Problem statement - Below is the data. Give it again, complete and exact.

Collected data entries -
·····

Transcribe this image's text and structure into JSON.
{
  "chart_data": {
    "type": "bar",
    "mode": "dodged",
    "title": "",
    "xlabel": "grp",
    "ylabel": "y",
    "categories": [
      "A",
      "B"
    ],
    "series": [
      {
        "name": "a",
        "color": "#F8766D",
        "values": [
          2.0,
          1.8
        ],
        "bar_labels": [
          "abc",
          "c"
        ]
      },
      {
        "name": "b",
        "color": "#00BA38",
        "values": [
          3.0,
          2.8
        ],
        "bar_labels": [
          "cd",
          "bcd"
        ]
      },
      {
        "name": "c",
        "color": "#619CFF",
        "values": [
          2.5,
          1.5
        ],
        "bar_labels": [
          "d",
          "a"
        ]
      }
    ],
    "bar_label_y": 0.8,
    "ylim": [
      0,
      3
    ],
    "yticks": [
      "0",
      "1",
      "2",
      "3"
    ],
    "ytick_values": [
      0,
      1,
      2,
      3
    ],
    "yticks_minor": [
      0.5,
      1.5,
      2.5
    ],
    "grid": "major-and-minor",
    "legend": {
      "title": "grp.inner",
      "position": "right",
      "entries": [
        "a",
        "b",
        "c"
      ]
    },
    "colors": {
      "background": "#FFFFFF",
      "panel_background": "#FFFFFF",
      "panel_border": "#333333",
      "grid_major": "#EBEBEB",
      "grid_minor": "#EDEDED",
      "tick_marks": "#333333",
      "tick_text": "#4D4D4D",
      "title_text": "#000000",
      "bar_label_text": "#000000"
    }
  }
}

·····

Exercise output -
Transcribe this image's text and structure into JSON.
{
  "chart_data": {
    "type": "bar",
    "mode": "dodged",
    "title": "",
    "xlabel": "grp",
    "ylabel": "y",
    "categories": [
      "A",
      "B"
    ],
    "series": [
      {
        "name": "a",
        "color": "#F8766D",
        "values": [
          2.0,
          1.8
        ],
        "bar_labels": [
          "abc",
          "c"
        ]
      },
      {
        "name": "b",
        "color": "#00BA38",
        "values": [
          3.0,
          2.8
        ],
        "bar_labels": [
          "cd",
          "bcd"
        ]
      },
      {
        "name": "c",
        "color": "#619CFF",
        "values": [
          2.5,
          1.5
        ],
        "bar_labels": [
          "d",
          "a"
        ]
      }
    ],
    "bar_label_y": 0.8,
    "ylim": [
      0,
      3
    ],
    "yticks": [
      "0",
      "1",
      "2",
      "3"
    ],
    "ytick_values": [
      0,
      1,
      2,
      3
    ],
    "yticks_minor": [
      0.5,
      1.5,
      2.5
    ],
    "grid": "major-and-minor",
    "legend": {
      "title": "grp.inner",
      "position": "right",
      "entries": [
        "a",
        "b",
        "c"
      ]
    },
    "colors": {
      "background": "#FFFFFF",
      "panel_background": "#FFFFFF",
      "panel_border": "#333333",
      "grid_major": "#EBEBEB",
      "grid_minor": "#EDEDED",
      "tick_marks": "#333333",
      "tick_text": "#4D4D4D",
      "title_text": "#000000",
      "bar_label_text": "#000000"
    }
  }
}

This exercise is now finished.